Problem statement: From the entries below, list each line with "alpha".

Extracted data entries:
☆ ☆ ☆ ☆ ☆

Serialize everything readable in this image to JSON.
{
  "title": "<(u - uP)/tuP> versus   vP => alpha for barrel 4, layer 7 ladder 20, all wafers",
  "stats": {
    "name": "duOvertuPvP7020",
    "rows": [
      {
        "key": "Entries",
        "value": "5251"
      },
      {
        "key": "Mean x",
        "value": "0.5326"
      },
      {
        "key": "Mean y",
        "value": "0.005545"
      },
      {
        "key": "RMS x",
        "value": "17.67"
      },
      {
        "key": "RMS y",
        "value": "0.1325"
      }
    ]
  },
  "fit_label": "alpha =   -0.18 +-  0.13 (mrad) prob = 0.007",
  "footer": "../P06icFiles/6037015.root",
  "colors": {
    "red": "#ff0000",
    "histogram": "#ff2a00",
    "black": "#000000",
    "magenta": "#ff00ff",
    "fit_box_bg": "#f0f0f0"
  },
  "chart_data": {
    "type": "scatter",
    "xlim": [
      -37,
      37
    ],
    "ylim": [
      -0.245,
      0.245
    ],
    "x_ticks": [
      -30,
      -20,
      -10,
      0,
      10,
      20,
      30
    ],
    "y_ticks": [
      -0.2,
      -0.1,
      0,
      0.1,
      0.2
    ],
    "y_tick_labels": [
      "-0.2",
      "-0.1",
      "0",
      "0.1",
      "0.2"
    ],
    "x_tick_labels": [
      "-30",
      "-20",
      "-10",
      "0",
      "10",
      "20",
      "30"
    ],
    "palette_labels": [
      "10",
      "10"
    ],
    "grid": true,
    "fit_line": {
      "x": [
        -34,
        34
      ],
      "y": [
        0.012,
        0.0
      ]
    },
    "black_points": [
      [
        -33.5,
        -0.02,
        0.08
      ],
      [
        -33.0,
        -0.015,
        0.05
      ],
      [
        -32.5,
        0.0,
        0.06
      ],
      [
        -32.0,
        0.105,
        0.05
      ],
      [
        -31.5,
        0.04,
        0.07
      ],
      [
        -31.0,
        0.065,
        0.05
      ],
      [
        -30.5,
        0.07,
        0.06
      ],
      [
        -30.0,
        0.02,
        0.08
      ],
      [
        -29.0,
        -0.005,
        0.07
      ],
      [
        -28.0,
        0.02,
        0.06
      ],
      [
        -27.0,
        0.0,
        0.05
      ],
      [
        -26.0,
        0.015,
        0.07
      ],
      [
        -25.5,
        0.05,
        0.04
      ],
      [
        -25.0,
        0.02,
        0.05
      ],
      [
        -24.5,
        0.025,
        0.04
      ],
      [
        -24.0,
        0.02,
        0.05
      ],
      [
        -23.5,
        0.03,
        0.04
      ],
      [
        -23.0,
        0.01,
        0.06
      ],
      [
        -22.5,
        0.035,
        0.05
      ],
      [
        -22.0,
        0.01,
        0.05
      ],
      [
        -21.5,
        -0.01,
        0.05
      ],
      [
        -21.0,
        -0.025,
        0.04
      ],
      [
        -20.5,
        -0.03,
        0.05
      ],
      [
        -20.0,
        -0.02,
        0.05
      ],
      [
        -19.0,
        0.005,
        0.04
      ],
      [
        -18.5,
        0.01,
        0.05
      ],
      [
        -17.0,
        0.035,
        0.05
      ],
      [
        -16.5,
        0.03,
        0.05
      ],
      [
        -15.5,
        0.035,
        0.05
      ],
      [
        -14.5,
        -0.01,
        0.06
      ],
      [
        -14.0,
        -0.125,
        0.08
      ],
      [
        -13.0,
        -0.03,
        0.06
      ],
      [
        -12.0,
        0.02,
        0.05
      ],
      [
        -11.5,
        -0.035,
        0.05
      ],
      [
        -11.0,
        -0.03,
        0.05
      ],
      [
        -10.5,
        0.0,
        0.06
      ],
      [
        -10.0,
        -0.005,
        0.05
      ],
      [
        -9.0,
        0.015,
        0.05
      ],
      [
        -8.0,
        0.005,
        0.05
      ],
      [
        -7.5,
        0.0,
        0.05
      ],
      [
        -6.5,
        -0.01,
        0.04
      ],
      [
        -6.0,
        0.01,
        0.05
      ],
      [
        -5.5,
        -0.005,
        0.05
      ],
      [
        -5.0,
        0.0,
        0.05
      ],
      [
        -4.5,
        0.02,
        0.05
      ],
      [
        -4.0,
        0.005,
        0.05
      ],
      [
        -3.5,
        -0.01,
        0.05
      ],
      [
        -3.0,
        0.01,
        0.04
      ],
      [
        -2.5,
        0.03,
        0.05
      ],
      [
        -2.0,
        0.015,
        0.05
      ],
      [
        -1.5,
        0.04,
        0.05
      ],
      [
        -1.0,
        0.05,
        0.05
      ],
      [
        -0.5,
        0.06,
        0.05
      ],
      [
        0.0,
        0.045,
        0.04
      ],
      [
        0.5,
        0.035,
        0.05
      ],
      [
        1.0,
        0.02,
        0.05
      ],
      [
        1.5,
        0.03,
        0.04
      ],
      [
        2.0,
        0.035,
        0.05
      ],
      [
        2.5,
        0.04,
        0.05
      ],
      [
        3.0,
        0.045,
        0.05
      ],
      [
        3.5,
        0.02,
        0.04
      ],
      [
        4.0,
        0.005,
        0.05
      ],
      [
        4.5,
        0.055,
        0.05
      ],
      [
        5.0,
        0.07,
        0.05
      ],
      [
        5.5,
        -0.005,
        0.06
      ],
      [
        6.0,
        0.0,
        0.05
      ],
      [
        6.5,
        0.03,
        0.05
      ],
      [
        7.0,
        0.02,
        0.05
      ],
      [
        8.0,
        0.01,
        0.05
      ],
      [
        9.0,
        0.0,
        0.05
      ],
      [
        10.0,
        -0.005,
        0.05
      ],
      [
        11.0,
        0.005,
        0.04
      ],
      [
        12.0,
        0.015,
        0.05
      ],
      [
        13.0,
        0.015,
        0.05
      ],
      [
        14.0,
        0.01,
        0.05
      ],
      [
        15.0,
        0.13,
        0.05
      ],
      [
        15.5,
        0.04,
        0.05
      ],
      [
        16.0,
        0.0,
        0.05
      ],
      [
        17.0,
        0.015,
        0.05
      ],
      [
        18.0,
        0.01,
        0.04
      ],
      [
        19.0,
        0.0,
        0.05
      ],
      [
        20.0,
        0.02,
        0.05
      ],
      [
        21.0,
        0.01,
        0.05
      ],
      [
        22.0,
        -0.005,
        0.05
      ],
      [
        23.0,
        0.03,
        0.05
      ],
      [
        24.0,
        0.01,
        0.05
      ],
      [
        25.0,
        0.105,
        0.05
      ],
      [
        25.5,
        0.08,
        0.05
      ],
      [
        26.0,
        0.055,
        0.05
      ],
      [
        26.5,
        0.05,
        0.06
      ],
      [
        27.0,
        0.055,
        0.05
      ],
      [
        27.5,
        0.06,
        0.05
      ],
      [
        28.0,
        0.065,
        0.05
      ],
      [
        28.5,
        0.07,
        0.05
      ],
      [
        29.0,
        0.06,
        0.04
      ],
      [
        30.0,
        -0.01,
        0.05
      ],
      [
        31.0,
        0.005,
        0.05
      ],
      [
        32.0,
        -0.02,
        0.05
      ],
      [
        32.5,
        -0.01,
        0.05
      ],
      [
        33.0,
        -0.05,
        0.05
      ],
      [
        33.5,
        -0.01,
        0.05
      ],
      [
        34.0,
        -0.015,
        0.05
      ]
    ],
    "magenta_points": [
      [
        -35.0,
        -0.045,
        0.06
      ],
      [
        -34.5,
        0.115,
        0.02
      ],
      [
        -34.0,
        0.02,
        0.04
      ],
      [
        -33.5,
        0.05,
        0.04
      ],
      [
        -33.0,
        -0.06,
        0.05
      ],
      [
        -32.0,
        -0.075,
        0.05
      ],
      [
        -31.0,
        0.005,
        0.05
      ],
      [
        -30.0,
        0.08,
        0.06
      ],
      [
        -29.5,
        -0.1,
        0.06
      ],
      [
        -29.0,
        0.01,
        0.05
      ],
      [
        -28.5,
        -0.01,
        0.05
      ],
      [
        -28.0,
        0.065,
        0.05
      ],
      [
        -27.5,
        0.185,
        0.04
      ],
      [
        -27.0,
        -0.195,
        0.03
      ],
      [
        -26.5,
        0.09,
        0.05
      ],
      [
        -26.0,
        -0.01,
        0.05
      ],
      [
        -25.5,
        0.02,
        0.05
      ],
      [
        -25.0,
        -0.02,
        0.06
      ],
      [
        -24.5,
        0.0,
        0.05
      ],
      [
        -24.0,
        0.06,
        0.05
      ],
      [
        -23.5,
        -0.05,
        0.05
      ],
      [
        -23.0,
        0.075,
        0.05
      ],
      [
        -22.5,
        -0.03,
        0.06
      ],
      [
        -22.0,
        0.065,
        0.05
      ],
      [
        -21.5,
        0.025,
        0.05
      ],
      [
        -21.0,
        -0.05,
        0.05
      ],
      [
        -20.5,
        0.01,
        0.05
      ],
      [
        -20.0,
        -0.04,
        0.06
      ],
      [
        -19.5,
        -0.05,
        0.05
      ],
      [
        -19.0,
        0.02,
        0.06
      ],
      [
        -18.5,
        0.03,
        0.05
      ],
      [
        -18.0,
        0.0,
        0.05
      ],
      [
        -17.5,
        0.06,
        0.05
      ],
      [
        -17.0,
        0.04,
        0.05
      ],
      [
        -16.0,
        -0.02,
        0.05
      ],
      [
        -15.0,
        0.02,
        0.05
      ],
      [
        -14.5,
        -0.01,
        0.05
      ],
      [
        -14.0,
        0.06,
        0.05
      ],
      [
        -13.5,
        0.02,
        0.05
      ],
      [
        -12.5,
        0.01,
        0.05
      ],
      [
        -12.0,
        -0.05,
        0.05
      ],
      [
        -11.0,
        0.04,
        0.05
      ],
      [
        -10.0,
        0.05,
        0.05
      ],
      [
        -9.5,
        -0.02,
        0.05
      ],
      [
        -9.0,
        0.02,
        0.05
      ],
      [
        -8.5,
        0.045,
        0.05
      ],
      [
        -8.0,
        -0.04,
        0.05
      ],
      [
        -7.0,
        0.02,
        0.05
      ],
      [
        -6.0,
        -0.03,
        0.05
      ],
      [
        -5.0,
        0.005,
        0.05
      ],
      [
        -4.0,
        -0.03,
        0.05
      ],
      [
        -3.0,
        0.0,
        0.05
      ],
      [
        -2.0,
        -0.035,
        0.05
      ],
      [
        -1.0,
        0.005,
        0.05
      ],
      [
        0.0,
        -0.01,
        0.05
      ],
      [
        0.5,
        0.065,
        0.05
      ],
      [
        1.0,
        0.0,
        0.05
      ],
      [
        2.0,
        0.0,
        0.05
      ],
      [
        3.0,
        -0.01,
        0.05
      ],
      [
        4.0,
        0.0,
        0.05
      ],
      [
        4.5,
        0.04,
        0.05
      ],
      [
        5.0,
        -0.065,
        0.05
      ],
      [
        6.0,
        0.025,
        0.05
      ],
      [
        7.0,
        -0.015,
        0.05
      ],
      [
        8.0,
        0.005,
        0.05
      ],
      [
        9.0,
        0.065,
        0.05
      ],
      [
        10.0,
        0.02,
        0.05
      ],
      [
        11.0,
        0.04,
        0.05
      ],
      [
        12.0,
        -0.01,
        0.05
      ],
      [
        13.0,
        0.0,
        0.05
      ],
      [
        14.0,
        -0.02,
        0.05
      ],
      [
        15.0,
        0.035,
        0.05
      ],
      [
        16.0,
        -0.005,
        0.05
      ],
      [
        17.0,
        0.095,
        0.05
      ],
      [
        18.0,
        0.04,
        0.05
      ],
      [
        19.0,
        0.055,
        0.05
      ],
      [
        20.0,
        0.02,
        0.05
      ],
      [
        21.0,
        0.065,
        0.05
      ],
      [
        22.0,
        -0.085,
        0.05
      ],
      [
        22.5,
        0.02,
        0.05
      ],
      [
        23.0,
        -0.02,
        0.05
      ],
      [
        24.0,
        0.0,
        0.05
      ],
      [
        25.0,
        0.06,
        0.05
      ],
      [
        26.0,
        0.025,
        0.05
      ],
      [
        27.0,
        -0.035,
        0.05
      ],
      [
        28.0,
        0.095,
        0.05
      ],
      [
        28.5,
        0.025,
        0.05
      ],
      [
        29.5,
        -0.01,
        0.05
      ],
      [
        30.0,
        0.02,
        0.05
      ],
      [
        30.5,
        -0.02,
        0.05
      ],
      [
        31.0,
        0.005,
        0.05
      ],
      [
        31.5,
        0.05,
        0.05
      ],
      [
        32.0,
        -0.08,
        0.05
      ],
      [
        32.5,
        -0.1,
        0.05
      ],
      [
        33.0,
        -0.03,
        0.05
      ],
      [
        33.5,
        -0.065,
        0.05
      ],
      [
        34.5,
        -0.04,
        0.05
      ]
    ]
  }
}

☆ ☆ ☆ ☆ ☆

Solution to this task:
  "title": "<(u - uP)/tuP> versus   vP => alpha for barrel 4, layer 7 ladder 20, all wafers",
  "fit_label": "alpha =   -0.18 +-  0.13 (mrad) prob = 0.007",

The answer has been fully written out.